The data
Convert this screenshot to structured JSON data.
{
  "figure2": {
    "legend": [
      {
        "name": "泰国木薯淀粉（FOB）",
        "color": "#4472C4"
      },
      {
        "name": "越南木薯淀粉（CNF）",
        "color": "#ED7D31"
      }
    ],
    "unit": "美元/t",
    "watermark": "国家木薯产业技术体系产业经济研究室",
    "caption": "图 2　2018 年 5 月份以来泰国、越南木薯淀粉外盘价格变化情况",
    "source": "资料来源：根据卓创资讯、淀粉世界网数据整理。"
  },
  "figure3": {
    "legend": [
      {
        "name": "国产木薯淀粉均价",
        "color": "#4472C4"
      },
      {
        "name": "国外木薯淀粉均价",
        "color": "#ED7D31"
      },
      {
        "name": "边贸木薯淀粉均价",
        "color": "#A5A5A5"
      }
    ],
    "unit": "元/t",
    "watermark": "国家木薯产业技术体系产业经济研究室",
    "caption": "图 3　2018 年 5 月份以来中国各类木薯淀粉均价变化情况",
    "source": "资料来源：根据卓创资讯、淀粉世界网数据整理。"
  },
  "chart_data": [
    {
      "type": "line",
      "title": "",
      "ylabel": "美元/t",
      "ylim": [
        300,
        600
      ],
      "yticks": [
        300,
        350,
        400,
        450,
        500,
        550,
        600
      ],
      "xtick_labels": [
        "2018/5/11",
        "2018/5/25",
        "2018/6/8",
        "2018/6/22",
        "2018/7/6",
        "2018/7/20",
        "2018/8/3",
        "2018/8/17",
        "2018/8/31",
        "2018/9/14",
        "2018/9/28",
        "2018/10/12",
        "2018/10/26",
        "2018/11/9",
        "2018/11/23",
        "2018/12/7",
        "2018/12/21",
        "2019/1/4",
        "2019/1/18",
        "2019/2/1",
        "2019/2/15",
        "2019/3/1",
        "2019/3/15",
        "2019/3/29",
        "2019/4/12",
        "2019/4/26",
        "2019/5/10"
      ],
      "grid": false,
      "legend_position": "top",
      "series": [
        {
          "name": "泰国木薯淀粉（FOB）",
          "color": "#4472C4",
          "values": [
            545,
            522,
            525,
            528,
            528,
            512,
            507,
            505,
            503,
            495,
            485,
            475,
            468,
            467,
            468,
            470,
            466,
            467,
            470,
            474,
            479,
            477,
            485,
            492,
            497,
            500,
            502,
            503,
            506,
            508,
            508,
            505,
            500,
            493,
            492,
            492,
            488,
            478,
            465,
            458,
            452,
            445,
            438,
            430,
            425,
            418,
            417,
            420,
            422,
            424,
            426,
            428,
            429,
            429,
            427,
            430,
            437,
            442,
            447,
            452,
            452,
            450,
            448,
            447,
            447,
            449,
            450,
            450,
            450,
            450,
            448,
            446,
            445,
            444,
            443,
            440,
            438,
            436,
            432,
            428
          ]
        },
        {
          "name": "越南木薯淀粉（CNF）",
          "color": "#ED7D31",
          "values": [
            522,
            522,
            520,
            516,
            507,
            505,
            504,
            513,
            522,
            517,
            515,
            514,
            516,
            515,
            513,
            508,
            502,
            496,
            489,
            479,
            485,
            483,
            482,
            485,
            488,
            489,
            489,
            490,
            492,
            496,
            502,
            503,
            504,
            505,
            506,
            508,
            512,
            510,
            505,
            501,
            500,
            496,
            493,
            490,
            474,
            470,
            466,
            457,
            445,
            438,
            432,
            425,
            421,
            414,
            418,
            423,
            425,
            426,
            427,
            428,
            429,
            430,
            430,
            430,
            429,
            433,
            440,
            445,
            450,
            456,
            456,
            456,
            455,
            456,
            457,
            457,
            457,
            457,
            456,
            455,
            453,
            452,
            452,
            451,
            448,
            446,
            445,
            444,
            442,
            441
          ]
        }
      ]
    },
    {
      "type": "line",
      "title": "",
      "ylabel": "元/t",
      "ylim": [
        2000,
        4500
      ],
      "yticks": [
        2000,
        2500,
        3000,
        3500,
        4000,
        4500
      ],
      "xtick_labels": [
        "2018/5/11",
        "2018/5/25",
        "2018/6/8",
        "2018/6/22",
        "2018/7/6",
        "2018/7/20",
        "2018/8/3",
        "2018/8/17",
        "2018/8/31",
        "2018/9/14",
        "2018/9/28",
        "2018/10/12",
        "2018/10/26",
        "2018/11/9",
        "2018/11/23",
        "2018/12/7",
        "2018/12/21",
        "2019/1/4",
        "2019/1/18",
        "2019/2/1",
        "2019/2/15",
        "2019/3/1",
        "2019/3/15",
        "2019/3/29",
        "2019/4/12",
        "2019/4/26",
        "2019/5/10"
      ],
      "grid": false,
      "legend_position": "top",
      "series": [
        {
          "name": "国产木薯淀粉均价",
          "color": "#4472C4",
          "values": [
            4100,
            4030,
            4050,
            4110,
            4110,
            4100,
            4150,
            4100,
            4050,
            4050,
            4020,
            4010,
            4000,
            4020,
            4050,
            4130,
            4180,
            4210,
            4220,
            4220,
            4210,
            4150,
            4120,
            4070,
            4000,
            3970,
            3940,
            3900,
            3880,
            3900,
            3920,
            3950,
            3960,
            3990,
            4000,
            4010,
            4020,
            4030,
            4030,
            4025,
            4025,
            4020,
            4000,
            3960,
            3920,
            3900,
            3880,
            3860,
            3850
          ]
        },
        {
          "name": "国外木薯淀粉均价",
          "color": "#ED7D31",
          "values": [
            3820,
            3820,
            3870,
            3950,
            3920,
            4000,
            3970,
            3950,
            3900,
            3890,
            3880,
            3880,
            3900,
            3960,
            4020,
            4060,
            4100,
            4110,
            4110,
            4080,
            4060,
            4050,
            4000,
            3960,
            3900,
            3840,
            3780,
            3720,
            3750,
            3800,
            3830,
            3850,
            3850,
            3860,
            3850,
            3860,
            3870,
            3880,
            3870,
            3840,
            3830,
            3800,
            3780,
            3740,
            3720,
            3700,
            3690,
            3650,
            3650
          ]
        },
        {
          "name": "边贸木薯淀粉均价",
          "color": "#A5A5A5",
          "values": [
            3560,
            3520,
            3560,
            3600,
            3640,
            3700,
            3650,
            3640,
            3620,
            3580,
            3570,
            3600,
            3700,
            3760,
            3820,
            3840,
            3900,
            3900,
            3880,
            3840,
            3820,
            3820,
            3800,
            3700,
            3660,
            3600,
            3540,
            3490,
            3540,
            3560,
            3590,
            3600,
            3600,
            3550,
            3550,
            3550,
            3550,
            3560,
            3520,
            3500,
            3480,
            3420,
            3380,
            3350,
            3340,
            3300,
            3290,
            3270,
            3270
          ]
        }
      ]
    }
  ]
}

Problem to work on
Return all of the entries exactly as written.

Full answer
Convert this screenshot to structured JSON data.
{
  "figure2": {
    "legend": [
      {
        "name": "泰国木薯淀粉（FOB）",
        "color": "#4472C4"
      },
      {
        "name": "越南木薯淀粉（CNF）",
        "color": "#ED7D31"
      }
    ],
    "unit": "美元/t",
    "watermark": "国家木薯产业技术体系产业经济研究室",
    "caption": "图 2　2018 年 5 月份以来泰国、越南木薯淀粉外盘价格变化情况",
    "source": "资料来源：根据卓创资讯、淀粉世界网数据整理。"
  },
  "figure3": {
    "legend": [
      {
        "name": "国产木薯淀粉均价",
        "color": "#4472C4"
      },
      {
        "name": "国外木薯淀粉均价",
        "color": "#ED7D31"
      },
      {
        "name": "边贸木薯淀粉均价",
        "color": "#A5A5A5"
      }
    ],
    "unit": "元/t",
    "watermark": "国家木薯产业技术体系产业经济研究室",
    "caption": "图 3　2018 年 5 月份以来中国各类木薯淀粉均价变化情况",
    "source": "资料来源：根据卓创资讯、淀粉世界网数据整理。"
  },
  "chart_data": [
    {
      "type": "line",
      "title": "",
      "ylabel": "美元/t",
      "ylim": [
        300,
        600
      ],
      "yticks": [
        300,
        350,
        400,
        450,
        500,
        550,
        600
      ],
      "xtick_labels": [
        "2018/5/11",
        "2018/5/25",
        "2018/6/8",
        "2018/6/22",
        "2018/7/6",
        "2018/7/20",
        "2018/8/3",
        "2018/8/17",
        "2018/8/31",
        "2018/9/14",
        "2018/9/28",
        "2018/10/12",
        "2018/10/26",
        "2018/11/9",
        "2018/11/23",
        "2018/12/7",
        "2018/12/21",
        "2019/1/4",
        "2019/1/18",
        "2019/2/1",
        "2019/2/15",
        "2019/3/1",
        "2019/3/15",
        "2019/3/29",
        "2019/4/12",
        "2019/4/26",
        "2019/5/10"
      ],
      "grid": false,
      "legend_position": "top",
      "series": [
        {
          "name": "泰国木薯淀粉（FOB）",
          "color": "#4472C4",
          "values": [
            545,
            522,
            525,
            528,
            528,
            512,
            507,
            505,
            503,
            495,
            485,
            475,
            468,
            467,
            468,
            470,
            466,
            467,
            470,
            474,
            479,
            477,
            485,
            492,
            497,
            500,
            502,
            503,
            506,
            508,
            508,
            505,
            500,
            493,
            492,
            492,
            488,
            478,
            465,
            458,
            452,
            445,
            438,
            430,
            425,
            418,
            417,
            420,
            422,
            424,
            426,
            428,
            429,
            429,
            427,
            430,
            437,
            442,
            447,
            452,
            452,
            450,
            448,
            447,
            447,
            449,
            450,
            450,
            450,
            450,
            448,
            446,
            445,
            444,
            443,
            440,
            438,
            436,
            432,
            428
          ]
        },
        {
          "name": "越南木薯淀粉（CNF）",
          "color": "#ED7D31",
          "values": [
            522,
            522,
            520,
            516,
            507,
            505,
            504,
            513,
            522,
            517,
            515,
            514,
            516,
            515,
            513,
            508,
            502,
            496,
            489,
            479,
            485,
            483,
            482,
            485,
            488,
            489,
            489,
            490,
            492,
            496,
            502,
            503,
            504,
            505,
            506,
            508,
            512,
            510,
            505,
            501,
            500,
            496,
            493,
            490,
            474,
            470,
            466,
            457,
            445,
            438,
            432,
            425,
            421,
            414,
            418,
            423,
            425,
            426,
            427,
            428,
            429,
            430,
            430,
            430,
            429,
            433,
            440,
            445,
            450,
            456,
            456,
            456,
            455,
            456,
            457,
            457,
            457,
            457,
            456,
            455,
            453,
            452,
            452,
            451,
            448,
            446,
            445,
            444,
            442,
            441
          ]
        }
      ]
    },
    {
      "type": "line",
      "title": "",
      "ylabel": "元/t",
      "ylim": [
        2000,
        4500
      ],
      "yticks": [
        2000,
        2500,
        3000,
        3500,
        4000,
        4500
      ],
      "xtick_labels": [
        "2018/5/11",
        "2018/5/25",
        "2018/6/8",
        "2018/6/22",
        "2018/7/6",
        "2018/7/20",
        "2018/8/3",
        "2018/8/17",
        "2018/8/31",
        "2018/9/14",
        "2018/9/28",
        "2018/10/12",
        "2018/10/26",
        "2018/11/9",
        "2018/11/23",
        "2018/12/7",
        "2018/12/21",
        "2019/1/4",
        "2019/1/18",
        "2019/2/1",
        "2019/2/15",
        "2019/3/1",
        "2019/3/15",
        "2019/3/29",
        "2019/4/12",
        "2019/4/26",
        "2019/5/10"
      ],
      "grid": false,
      "legend_position": "top",
      "series": [
        {
          "name": "国产木薯淀粉均价",
          "color": "#4472C4",
          "values": [
            4100,
            4030,
            4050,
            4110,
            4110,
            4100,
            4150,
            4100,
            4050,
            4050,
            4020,
            4010,
            4000,
            4020,
            4050,
            4130,
            4180,
            4210,
            4220,
            4220,
            4210,
            4150,
            4120,
            4070,
            4000,
            3970,
            3940,
            3900,
            3880,
            3900,
            3920,
            3950,
            3960,
            3990,
            4000,
            4010,
            4020,
            4030,
            4030,
            4025,
            4025,
            4020,
            4000,
            3960,
            3920,
            3900,
            3880,
            3860,
            3850
          ]
        },
        {
          "name": "国外木薯淀粉均价",
          "color": "#ED7D31",
          "values": [
            3820,
            3820,
            3870,
            3950,
            3920,
            4000,
            3970,
            3950,
            3900,
            3890,
            3880,
            3880,
            3900,
            3960,
            4020,
            4060,
            4100,
            4110,
            4110,
            4080,
            4060,
            4050,
            4000,
            3960,
            3900,
            3840,
            3780,
            3720,
            3750,
            3800,
            3830,
            3850,
            3850,
            3860,
            3850,
            3860,
            3870,
            3880,
            3870,
            3840,
            3830,
            3800,
            3780,
            3740,
            3720,
            3700,
            3690,
            3650,
            3650
          ]
        },
        {
          "name": "边贸木薯淀粉均价",
          "color": "#A5A5A5",
          "values": [
            3560,
            3520,
            3560,
            3600,
            3640,
            3700,
            3650,
            3640,
            3620,
            3580,
            3570,
            3600,
            3700,
            3760,
            3820,
            3840,
            3900,
            3900,
            3880,
            3840,
            3820,
            3820,
            3800,
            3700,
            3660,
            3600,
            3540,
            3490,
            3540,
            3560,
            3590,
            3600,
            3600,
            3550,
            3550,
            3550,
            3550,
            3560,
            3520,
            3500,
            3480,
            3420,
            3380,
            3350,
            3340,
            3300,
            3290,
            3270,
            3270
          ]
        }
      ]
    }
  ]
}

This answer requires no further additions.